Return every entry exactly.

Saved entries:
* * * * *

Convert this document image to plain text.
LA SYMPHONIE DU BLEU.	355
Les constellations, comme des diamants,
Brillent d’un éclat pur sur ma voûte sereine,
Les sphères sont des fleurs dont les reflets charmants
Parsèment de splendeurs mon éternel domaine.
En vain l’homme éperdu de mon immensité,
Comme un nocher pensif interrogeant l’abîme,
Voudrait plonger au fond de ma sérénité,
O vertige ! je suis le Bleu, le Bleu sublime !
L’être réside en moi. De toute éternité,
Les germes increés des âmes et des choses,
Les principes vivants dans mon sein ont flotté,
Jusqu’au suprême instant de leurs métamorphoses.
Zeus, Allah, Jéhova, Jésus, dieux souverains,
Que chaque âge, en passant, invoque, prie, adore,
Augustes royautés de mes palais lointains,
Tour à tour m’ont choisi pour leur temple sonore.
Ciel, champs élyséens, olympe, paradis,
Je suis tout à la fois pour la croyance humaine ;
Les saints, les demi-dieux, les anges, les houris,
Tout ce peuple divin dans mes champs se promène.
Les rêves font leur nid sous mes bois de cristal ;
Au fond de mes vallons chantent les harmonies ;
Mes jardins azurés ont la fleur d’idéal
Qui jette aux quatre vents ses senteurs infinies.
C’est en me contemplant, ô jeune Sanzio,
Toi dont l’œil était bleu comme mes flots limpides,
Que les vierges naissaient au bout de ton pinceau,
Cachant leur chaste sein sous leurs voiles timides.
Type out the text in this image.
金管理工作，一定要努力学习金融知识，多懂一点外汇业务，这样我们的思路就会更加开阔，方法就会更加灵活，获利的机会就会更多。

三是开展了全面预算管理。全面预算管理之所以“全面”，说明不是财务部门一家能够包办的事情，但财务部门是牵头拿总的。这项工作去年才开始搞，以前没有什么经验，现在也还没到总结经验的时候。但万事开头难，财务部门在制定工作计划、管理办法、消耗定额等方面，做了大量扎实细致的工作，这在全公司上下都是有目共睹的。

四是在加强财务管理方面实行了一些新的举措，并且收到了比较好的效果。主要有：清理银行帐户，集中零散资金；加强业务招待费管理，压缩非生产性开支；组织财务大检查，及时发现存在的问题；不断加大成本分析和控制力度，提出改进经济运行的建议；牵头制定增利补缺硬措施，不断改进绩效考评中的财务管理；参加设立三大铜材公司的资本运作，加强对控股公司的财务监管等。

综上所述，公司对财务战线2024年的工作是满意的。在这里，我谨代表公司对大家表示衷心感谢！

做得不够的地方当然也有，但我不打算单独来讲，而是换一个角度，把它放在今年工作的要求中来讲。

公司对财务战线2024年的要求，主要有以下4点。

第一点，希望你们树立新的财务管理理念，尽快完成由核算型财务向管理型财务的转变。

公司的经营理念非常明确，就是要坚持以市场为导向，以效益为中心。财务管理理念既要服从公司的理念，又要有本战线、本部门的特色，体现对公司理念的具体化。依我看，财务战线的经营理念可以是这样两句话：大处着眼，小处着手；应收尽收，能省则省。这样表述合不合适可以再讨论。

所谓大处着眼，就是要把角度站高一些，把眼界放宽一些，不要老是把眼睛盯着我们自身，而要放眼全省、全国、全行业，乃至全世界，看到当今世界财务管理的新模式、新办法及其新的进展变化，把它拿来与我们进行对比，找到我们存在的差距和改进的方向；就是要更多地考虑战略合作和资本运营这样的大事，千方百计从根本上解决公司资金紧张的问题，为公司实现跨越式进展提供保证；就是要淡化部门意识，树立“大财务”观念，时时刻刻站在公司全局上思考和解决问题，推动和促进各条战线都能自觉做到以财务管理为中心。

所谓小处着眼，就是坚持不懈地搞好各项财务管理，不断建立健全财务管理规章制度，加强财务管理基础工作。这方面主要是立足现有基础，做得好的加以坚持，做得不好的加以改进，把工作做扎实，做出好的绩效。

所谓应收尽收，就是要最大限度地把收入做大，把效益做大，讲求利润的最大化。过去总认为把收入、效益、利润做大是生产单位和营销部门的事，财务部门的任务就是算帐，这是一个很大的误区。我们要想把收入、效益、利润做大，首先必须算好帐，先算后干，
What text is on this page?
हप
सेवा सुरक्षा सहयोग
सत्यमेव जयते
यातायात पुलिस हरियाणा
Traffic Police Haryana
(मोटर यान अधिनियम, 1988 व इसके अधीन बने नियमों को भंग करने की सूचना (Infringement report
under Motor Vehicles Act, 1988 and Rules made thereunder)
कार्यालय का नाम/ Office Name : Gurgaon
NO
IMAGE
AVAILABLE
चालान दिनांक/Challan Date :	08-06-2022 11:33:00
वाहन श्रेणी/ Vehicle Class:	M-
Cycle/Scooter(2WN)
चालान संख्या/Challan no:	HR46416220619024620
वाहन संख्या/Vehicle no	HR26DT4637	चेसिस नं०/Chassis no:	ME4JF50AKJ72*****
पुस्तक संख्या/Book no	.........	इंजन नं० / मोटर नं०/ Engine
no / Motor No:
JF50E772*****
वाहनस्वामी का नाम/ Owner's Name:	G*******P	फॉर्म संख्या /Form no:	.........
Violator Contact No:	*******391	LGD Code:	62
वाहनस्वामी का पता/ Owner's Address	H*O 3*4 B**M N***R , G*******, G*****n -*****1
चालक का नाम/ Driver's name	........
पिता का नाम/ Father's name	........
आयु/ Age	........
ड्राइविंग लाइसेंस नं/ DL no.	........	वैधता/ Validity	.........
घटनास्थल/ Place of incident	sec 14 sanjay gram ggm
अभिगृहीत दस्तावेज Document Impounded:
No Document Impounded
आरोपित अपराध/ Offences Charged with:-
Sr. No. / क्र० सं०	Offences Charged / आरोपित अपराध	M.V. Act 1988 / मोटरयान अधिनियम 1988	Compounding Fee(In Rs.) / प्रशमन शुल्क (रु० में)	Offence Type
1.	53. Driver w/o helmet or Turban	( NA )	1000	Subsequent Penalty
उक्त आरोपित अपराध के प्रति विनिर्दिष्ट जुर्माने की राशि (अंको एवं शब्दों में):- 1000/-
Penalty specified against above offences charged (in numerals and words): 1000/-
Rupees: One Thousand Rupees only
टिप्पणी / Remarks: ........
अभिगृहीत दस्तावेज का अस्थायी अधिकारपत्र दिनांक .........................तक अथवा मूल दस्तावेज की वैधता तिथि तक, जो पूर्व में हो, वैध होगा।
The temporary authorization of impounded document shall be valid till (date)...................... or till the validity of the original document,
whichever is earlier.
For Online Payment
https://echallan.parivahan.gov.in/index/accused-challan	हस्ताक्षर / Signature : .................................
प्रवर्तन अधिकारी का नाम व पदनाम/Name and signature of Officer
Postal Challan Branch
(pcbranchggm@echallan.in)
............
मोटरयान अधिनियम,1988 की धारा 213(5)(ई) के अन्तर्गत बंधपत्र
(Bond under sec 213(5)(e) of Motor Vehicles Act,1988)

* * * * *

■ Worked answer ■
Convert this document image to plain text.
LA SYMPHONIE DU BLEU.	355
Les constellations, comme des diamants,
Brillent d’un éclat pur sur ma voûte sereine,
Les sphères sont des fleurs dont les reflets charmants
Parsèment de splendeurs mon éternel domaine.
En vain l’homme éperdu de mon immensité,
Comme un nocher pensif interrogeant l’abîme,
Voudrait plonger au fond de ma sérénité,
O vertige ! je suis le Bleu, le Bleu sublime !
L’être réside en moi. De toute éternité,
Les germes increés des âmes et des choses,
Les principes vivants dans mon sein ont flotté,
Jusqu’au suprême instant de leurs métamorphoses.
Zeus, Allah, Jéhova, Jésus, dieux souverains,
Que chaque âge, en passant, invoque, prie, adore,
Augustes royautés de mes palais lointains,
Tour à tour m’ont choisi pour leur temple sonore.
Ciel, champs élyséens, olympe, paradis,
Je suis tout à la fois pour la croyance humaine ;
Les saints, les demi-dieux, les anges, les houris,
Tout ce peuple divin dans mes champs se promène.
Les rêves font leur nid sous mes bois de cristal ;
Au fond de mes vallons chantent les harmonies ;
Mes jardins azurés ont la fleur d’idéal
Qui jette aux quatre vents ses senteurs infinies.
C’est en me contemplant, ô jeune Sanzio,
Toi dont l’œil était bleu comme mes flots limpides,
Que les vierges naissaient au bout de ton pinceau,
Cachant leur chaste sein sous leurs voiles timides.
Type out the text in this image.
金管理工作，一定要努力学习金融知识，多懂一点外汇业务，这样我们的思路就会更加开阔，方法就会更加灵活，获利的机会就会更多。

三是开展了全面预算管理。全面预算管理之所以“全面”，说明不是财务部门一家能够包办的事情，但财务部门是牵头拿总的。这项工作去年才开始搞，以前没有什么经验，现在也还没到总结经验的时候。但万事开头难，财务部门在制定工作计划、管理办法、消耗定额等方面，做了大量扎实细致的工作，这在全公司上下都是有目共睹的。

四是在加强财务管理方面实行了一些新的举措，并且收到了比较好的效果。主要有：清理银行帐户，集中零散资金；加强业务招待费管理，压缩非生产性开支；组织财务大检查，及时发现存在的问题；不断加大成本分析和控制力度，提出改进经济运行的建议；牵头制定增利补缺硬措施，不断改进绩效考评中的财务管理；参加设立三大铜材公司的资本运作，加强对控股公司的财务监管等。

综上所述，公司对财务战线2024年的工作是满意的。在这里，我谨代表公司对大家表示衷心感谢！

做得不够的地方当然也有，但我不打算单独来讲，而是换一个角度，把它放在今年工作的要求中来讲。

公司对财务战线2024年的要求，主要有以下4点。

第一点，希望你们树立新的财务管理理念，尽快完成由核算型财务向管理型财务的转变。

公司的经营理念非常明确，就是要坚持以市场为导向，以效益为中心。财务管理理念既要服从公司的理念，又要有本战线、本部门的特色，体现对公司理念的具体化。依我看，财务战线的经营理念可以是这样两句话：大处着眼，小处着手；应收尽收，能省则省。这样表述合不合适可以再讨论。

所谓大处着眼，就是要把角度站高一些，把眼界放宽一些，不要老是把眼睛盯着我们自身，而要放眼全省、全国、全行业，乃至全世界，看到当今世界财务管理的新模式、新办法及其新的进展变化，把它拿来与我们进行对比，找到我们存在的差距和改进的方向；就是要更多地考虑战略合作和资本运营这样的大事，千方百计从根本上解决公司资金紧张的问题，为公司实现跨越式进展提供保证；就是要淡化部门意识，树立“大财务”观念，时时刻刻站在公司全局上思考和解决问题，推动和促进各条战线都能自觉做到以财务管理为中心。

所谓小处着眼，就是坚持不懈地搞好各项财务管理，不断建立健全财务管理规章制度，加强财务管理基础工作。这方面主要是立足现有基础，做得好的加以坚持，做得不好的加以改进，把工作做扎实，做出好的绩效。

所谓应收尽收，就是要最大限度地把收入做大，把效益做大，讲求利润的最大化。过去总认为把收入、效益、利润做大是生产单位和营销部门的事，财务部门的任务就是算帐，这是一个很大的误区。我们要想把收入、效益、利润做大，首先必须算好帐，先算后干，
What text is on this page?
हप
सेवा सुरक्षा सहयोग
सत्यमेव जयते
यातायात पुलिस हरियाणा
Traffic Police Haryana
(मोटर यान अधिनियम, 1988 व इसके अधीन बने नियमों को भंग करने की सूचना (Infringement report
under Motor Vehicles Act, 1988 and Rules made thereunder)
कार्यालय का नाम/ Office Name : Gurgaon
NO
IMAGE
AVAILABLE
चालान दिनांक/Challan Date :	08-06-2022 11:33:00
वाहन श्रेणी/ Vehicle Class:	M-
Cycle/Scooter(2WN)
चालान संख्या/Challan no:	HR46416220619024620
वाहन संख्या/Vehicle no	HR26DT4637	चेसिस नं०/Chassis no:	ME4JF50AKJ72*****
पुस्तक संख्या/Book no	.........	इंजन नं० / मोटर नं०/ Engine
no / Motor No:
JF50E772*****
वाहनस्वामी का नाम/ Owner's Name:	G*******P	फॉर्म संख्या /Form no:	.........
Violator Contact No:	*******391	LGD Code:	62
वाहनस्वामी का पता/ Owner's Address	H*O 3*4 B**M N***R , G*******, G*****n -*****1
चालक का नाम/ Driver's name	........
पिता का नाम/ Father's name	........
आयु/ Age	........
ड्राइविंग लाइसेंस नं/ DL no.	........	वैधता/ Validity	.........
घटनास्थल/ Place of incident	sec 14 sanjay gram ggm
अभिगृहीत दस्तावेज Document Impounded:
No Document Impounded
आरोपित अपराध/ Offences Charged with:-
Sr. No. / क्र० सं०	Offences Charged / आरोपित अपराध	M.V. Act 1988 / मोटरयान अधिनियम 1988	Compounding Fee(In Rs.) / प्रशमन शुल्क (रु० में)	Offence Type
1.	53. Driver w/o helmet or Turban	( NA )	1000	Subsequent Penalty
उक्त आरोपित अपराध के प्रति विनिर्दिष्ट जुर्माने की राशि (अंको एवं शब्दों में):- 1000/-
Penalty specified against above offences charged (in numerals and words): 1000/-
Rupees: One Thousand Rupees only
टिप्पणी / Remarks: ........
अभिगृहीत दस्तावेज का अस्थायी अधिकारपत्र दिनांक .........................तक अथवा मूल दस्तावेज की वैधता तिथि तक, जो पूर्व में हो, वैध होगा।
The temporary authorization of impounded document shall be valid till (date)...................... or till the validity of the original document,
whichever is earlier.
For Online Payment
https://echallan.parivahan.gov.in/index/accused-challan	हस्ताक्षर / Signature : .................................
प्रवर्तन अधिकारी का नाम व पदनाम/Name and signature of Officer
Postal Challan Branch
(pcbranchggm@echallan.in)
............
मोटरयान अधिनियम,1988 की धारा 213(5)(ई) के अन्तर्गत बंधपत्र
(Bond under sec 213(5)(e) of Motor Vehicles Act,1988)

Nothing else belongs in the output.